Given task: Extract every line below that contains the word "территории".

Data to process:

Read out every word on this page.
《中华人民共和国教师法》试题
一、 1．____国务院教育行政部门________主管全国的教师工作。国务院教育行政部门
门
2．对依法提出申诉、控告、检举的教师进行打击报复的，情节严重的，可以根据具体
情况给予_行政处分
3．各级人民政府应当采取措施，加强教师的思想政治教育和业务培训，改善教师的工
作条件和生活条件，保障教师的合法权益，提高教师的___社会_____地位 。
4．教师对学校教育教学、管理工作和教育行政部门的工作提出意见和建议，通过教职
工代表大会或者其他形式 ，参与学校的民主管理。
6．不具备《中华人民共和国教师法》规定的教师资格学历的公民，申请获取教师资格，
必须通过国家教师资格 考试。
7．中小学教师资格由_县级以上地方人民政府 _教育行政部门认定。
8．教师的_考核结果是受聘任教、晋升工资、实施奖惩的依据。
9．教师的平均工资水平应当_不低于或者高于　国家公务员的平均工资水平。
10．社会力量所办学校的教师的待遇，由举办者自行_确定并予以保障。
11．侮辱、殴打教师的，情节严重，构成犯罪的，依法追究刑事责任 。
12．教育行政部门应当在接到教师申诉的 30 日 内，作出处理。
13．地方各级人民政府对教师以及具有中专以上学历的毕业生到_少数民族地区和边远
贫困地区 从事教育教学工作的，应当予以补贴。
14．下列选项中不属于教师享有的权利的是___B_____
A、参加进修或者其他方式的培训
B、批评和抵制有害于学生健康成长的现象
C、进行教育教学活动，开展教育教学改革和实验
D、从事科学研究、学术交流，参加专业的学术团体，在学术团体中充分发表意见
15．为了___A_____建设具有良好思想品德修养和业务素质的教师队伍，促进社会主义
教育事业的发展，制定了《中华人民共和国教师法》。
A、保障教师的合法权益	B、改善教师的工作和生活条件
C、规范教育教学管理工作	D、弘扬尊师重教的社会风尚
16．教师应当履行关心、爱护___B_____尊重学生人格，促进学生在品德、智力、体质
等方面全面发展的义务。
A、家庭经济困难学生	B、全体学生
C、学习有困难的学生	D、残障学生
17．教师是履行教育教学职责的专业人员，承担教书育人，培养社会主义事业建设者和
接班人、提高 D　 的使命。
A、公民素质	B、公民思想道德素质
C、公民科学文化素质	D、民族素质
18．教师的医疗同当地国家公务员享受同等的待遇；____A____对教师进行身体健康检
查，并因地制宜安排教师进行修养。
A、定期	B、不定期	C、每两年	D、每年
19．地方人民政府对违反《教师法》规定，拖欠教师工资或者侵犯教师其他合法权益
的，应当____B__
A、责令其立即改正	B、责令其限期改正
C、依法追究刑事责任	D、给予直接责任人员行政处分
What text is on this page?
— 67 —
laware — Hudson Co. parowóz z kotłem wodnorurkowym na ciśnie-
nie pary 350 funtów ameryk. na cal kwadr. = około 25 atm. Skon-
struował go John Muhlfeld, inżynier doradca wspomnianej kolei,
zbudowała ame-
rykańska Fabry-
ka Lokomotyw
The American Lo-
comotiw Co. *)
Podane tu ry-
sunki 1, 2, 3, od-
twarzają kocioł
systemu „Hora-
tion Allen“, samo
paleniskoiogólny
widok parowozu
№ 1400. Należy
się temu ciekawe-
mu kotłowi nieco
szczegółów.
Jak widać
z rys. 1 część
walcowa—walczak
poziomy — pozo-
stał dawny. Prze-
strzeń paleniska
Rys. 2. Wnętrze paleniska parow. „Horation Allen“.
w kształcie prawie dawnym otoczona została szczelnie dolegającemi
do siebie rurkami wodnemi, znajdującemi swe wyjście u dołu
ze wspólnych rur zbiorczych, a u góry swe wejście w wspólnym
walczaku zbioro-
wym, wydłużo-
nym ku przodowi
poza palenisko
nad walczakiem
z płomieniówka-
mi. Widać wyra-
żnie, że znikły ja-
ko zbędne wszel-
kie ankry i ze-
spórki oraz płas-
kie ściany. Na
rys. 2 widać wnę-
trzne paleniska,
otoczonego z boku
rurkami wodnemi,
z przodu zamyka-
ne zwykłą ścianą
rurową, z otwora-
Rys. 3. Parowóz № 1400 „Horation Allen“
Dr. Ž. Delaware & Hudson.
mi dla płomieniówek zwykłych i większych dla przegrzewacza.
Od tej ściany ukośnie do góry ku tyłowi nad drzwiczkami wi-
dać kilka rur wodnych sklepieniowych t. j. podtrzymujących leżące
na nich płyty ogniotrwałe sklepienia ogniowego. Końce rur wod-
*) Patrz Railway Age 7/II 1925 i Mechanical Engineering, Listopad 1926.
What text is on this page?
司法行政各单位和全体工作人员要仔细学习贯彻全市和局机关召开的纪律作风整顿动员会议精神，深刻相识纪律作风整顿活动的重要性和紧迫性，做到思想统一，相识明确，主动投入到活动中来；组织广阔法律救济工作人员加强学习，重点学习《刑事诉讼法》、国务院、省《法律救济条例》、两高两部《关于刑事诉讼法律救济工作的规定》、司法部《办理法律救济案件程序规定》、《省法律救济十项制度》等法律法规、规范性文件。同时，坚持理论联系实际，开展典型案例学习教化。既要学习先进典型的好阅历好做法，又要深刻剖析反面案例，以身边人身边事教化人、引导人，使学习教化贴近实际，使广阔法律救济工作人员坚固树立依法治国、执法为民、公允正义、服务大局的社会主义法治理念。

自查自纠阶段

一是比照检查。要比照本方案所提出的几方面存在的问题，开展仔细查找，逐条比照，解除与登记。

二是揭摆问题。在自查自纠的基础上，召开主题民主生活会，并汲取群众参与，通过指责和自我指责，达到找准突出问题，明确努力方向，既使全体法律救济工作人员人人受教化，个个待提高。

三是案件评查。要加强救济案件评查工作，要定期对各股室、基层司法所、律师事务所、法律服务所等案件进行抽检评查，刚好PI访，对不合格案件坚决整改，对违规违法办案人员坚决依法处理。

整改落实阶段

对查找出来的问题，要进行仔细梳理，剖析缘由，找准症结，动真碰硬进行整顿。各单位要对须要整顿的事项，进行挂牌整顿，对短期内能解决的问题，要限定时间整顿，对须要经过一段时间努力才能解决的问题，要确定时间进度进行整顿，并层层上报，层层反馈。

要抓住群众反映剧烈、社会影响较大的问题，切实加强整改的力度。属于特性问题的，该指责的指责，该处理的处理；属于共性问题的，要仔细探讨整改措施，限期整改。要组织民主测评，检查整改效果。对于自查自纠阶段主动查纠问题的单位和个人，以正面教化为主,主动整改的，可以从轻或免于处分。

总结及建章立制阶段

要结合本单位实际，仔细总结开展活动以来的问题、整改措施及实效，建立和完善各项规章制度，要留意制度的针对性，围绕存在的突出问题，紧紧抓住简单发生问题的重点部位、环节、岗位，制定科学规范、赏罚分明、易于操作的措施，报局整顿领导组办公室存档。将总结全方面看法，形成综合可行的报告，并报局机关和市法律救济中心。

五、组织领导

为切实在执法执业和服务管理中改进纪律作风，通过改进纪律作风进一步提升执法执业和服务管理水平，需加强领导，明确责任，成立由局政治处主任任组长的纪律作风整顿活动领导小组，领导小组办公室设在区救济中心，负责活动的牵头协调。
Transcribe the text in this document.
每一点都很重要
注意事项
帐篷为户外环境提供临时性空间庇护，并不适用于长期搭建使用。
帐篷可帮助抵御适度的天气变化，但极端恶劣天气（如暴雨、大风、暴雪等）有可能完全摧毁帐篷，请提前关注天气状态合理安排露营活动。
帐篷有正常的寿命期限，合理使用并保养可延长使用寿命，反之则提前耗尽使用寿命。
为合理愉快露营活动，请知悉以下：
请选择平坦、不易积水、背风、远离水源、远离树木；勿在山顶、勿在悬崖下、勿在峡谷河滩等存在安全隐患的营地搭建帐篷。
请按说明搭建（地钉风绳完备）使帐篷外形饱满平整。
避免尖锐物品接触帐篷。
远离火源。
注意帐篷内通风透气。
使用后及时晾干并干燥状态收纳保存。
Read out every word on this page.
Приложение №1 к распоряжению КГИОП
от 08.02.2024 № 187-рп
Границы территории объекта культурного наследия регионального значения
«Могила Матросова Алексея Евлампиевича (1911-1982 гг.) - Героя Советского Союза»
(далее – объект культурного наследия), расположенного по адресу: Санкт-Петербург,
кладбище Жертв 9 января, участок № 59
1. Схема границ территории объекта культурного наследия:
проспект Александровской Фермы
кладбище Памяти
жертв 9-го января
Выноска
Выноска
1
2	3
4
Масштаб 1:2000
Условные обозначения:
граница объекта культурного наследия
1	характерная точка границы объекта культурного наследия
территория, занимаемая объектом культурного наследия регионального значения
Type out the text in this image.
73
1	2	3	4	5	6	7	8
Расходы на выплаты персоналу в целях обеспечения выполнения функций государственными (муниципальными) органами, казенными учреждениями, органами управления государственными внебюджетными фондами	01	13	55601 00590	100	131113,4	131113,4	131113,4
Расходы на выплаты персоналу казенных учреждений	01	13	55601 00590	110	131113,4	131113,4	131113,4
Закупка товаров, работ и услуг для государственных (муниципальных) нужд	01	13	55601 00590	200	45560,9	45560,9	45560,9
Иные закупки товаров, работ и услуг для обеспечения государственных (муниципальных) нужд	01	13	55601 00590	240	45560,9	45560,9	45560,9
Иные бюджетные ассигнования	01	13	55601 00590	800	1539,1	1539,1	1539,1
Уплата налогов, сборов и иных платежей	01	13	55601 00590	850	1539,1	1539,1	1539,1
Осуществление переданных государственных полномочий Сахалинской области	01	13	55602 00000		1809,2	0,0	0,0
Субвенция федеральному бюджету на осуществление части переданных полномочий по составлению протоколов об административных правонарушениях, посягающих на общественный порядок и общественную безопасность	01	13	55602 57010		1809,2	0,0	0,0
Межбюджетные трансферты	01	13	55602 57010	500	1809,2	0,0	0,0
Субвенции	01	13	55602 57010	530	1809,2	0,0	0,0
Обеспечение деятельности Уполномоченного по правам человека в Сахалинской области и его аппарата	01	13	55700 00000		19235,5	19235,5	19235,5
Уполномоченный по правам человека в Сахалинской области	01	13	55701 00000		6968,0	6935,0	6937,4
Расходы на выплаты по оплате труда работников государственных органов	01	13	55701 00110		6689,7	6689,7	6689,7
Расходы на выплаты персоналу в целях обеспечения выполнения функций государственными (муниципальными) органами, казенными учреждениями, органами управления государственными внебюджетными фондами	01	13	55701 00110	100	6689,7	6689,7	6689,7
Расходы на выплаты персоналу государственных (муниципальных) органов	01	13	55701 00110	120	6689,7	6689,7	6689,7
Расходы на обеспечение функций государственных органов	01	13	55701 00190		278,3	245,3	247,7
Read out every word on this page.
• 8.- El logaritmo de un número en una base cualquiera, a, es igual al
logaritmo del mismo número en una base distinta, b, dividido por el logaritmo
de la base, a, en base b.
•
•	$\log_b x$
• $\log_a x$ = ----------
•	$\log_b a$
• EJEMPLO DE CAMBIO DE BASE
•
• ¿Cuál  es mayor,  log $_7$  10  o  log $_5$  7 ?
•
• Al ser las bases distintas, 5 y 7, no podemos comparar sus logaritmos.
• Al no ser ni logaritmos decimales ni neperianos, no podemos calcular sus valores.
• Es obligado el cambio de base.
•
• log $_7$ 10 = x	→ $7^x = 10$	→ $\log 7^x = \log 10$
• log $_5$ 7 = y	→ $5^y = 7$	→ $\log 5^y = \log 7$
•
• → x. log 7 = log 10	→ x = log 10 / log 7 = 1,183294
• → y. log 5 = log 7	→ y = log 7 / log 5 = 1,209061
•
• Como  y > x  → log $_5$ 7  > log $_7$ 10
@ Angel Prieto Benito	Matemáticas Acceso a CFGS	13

Solution to this exercise:
Границы территории объекта культурного наследия регионального значения
1. Схема границ территории объекта культурного наследия:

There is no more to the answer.